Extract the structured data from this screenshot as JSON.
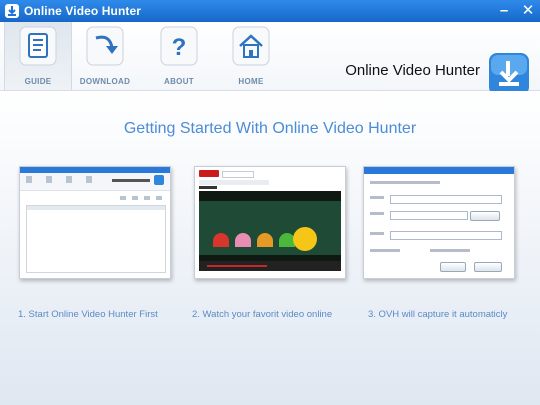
{
  "window": {
    "title": "Online Video Hunter",
    "minimize": "–",
    "close": "✕"
  },
  "toolbar": {
    "items": [
      {
        "label": "GUIDE",
        "icon": "document-icon",
        "active": true
      },
      {
        "label": "DOWNLOAD",
        "icon": "download-arrow-icon",
        "active": false
      },
      {
        "label": "ABOUT",
        "icon": "question-icon",
        "active": false
      },
      {
        "label": "HOME",
        "icon": "home-icon",
        "active": false
      }
    ],
    "brand": "Online Video Hunter"
  },
  "main": {
    "heading": "Getting Started With Online Video Hunter",
    "steps": [
      {
        "caption": "1. Start Online Video Hunter First"
      },
      {
        "caption": "2. Watch your favorit video online"
      },
      {
        "caption": "3. OVH will capture it automaticly"
      }
    ]
  },
  "colors": {
    "titlebar": "#1f74d8",
    "accent": "#4c8cd6",
    "caption": "#5a8ac6",
    "label": "#6c8cac"
  }
}
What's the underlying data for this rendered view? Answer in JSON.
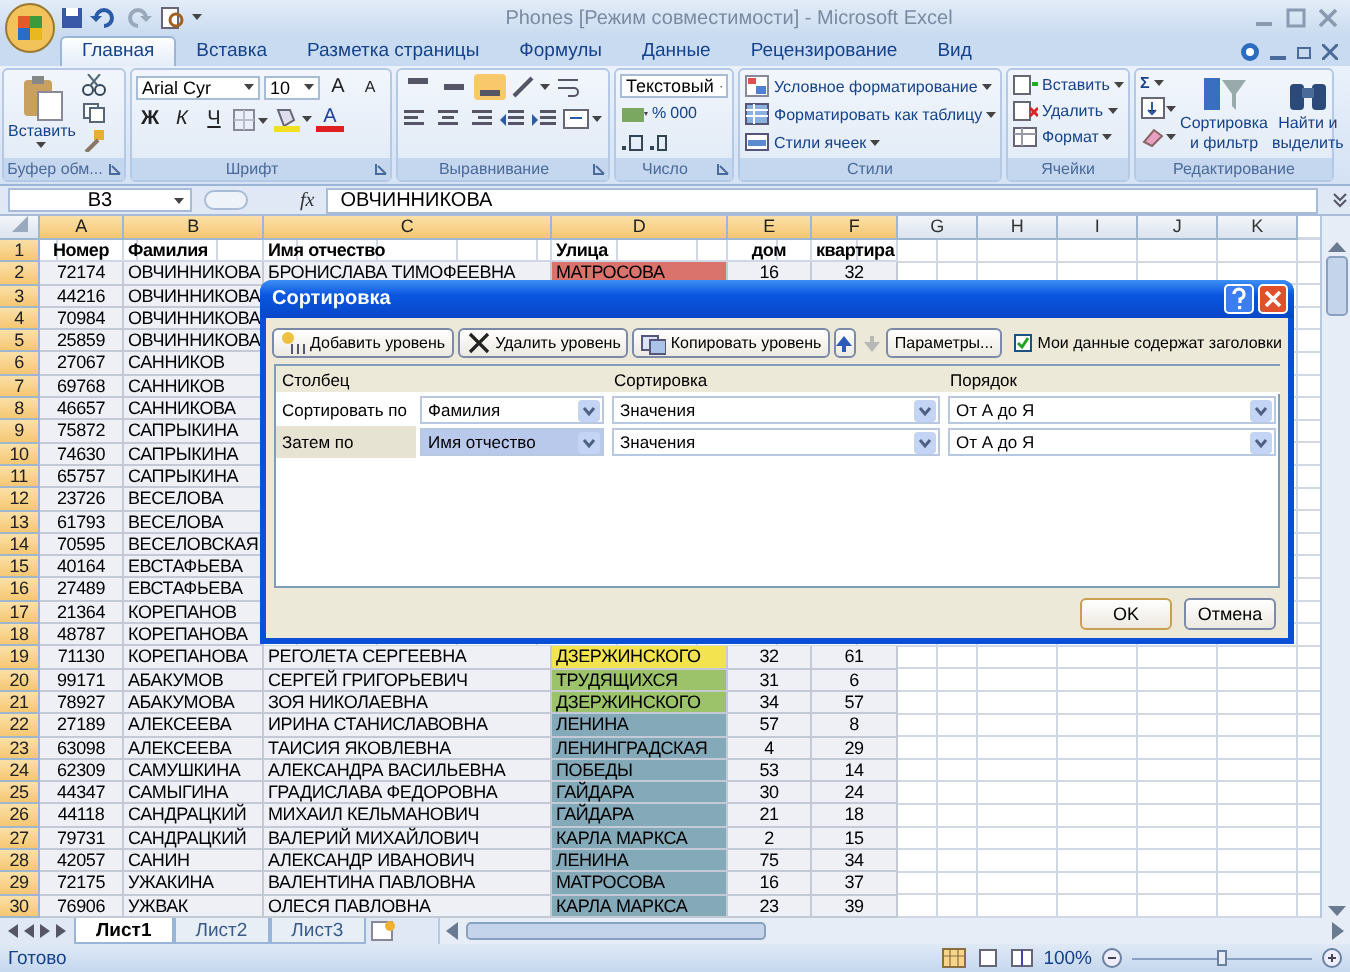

_____

What the task requires: Return from the data every line that holds "Hunter".

Answer for the task:
    "title": "Online Video Hunter",
    "brand": "Online Video Hunter"
    "heading": "Getting Started With Online Video Hunter",
        "caption": "1. Start Online Video Hunter First"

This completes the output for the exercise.